▶ [WHAT TO DO]: Reproduce every record below exactly as it appears.

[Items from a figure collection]
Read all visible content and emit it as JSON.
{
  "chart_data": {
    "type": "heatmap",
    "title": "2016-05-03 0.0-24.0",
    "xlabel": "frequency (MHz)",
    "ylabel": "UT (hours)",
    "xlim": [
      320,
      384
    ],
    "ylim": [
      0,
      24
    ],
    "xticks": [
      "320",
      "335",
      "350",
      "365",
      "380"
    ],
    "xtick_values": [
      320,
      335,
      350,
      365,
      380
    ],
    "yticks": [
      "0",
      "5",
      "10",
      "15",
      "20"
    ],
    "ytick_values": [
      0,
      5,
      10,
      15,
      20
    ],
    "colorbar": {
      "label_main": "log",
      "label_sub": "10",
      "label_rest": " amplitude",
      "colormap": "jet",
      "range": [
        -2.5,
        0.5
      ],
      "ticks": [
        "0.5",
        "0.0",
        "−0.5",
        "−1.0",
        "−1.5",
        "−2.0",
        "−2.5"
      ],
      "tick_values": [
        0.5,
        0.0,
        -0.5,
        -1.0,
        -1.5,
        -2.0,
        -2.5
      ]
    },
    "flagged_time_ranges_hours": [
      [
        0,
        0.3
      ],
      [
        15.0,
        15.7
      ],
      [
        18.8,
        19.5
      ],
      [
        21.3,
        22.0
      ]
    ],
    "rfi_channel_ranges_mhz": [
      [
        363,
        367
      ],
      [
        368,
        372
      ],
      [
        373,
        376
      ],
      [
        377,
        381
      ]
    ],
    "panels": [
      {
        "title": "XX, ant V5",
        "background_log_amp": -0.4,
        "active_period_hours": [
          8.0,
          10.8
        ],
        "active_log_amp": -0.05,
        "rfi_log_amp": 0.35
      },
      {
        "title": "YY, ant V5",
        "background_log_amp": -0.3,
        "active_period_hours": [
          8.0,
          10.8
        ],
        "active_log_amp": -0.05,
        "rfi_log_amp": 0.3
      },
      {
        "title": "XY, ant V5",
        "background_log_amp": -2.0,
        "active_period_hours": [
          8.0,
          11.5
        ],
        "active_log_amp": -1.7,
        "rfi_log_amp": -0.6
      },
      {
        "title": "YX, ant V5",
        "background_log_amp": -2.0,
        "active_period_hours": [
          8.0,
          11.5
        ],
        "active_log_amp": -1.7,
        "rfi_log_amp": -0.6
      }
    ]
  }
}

▶ [TASK OUTPUT]:
Read all visible content and emit it as JSON.
{
  "chart_data": {
    "type": "heatmap",
    "title": "2016-05-03 0.0-24.0",
    "xlabel": "frequency (MHz)",
    "ylabel": "UT (hours)",
    "xlim": [
      320,
      384
    ],
    "ylim": [
      0,
      24
    ],
    "xticks": [
      "320",
      "335",
      "350",
      "365",
      "380"
    ],
    "xtick_values": [
      320,
      335,
      350,
      365,
      380
    ],
    "yticks": [
      "0",
      "5",
      "10",
      "15",
      "20"
    ],
    "ytick_values": [
      0,
      5,
      10,
      15,
      20
    ],
    "colorbar": {
      "label_main": "log",
      "label_sub": "10",
      "label_rest": " amplitude",
      "colormap": "jet",
      "range": [
        -2.5,
        0.5
      ],
      "ticks": [
        "0.5",
        "0.0",
        "−0.5",
        "−1.0",
        "−1.5",
        "−2.0",
        "−2.5"
      ],
      "tick_values": [
        0.5,
        0.0,
        -0.5,
        -1.0,
        -1.5,
        -2.0,
        -2.5
      ]
    },
    "flagged_time_ranges_hours": [
      [
        0,
        0.3
      ],
      [
        15.0,
        15.7
      ],
      [
        18.8,
        19.5
      ],
      [
        21.3,
        22.0
      ]
    ],
    "rfi_channel_ranges_mhz": [
      [
        363,
        367
      ],
      [
        368,
        372
      ],
      [
        373,
        376
      ],
      [
        377,
        381
      ]
    ],
    "panels": [
      {
        "title": "XX, ant V5",
        "background_log_amp": -0.4,
        "active_period_hours": [
          8.0,
          10.8
        ],
        "active_log_amp": -0.05,
        "rfi_log_amp": 0.35
      },
      {
        "title": "YY, ant V5",
        "background_log_amp": -0.3,
        "active_period_hours": [
          8.0,
          10.8
        ],
        "active_log_amp": -0.05,
        "rfi_log_amp": 0.3
      },
      {
        "title": "XY, ant V5",
        "background_log_amp": -2.0,
        "active_period_hours": [
          8.0,
          11.5
        ],
        "active_log_amp": -1.7,
        "rfi_log_amp": -0.6
      },
      {
        "title": "YX, ant V5",
        "background_log_amp": -2.0,
        "active_period_hours": [
          8.0,
          11.5
        ],
        "active_log_amp": -1.7,
        "rfi_log_amp": -0.6
      }
    ]
  }
}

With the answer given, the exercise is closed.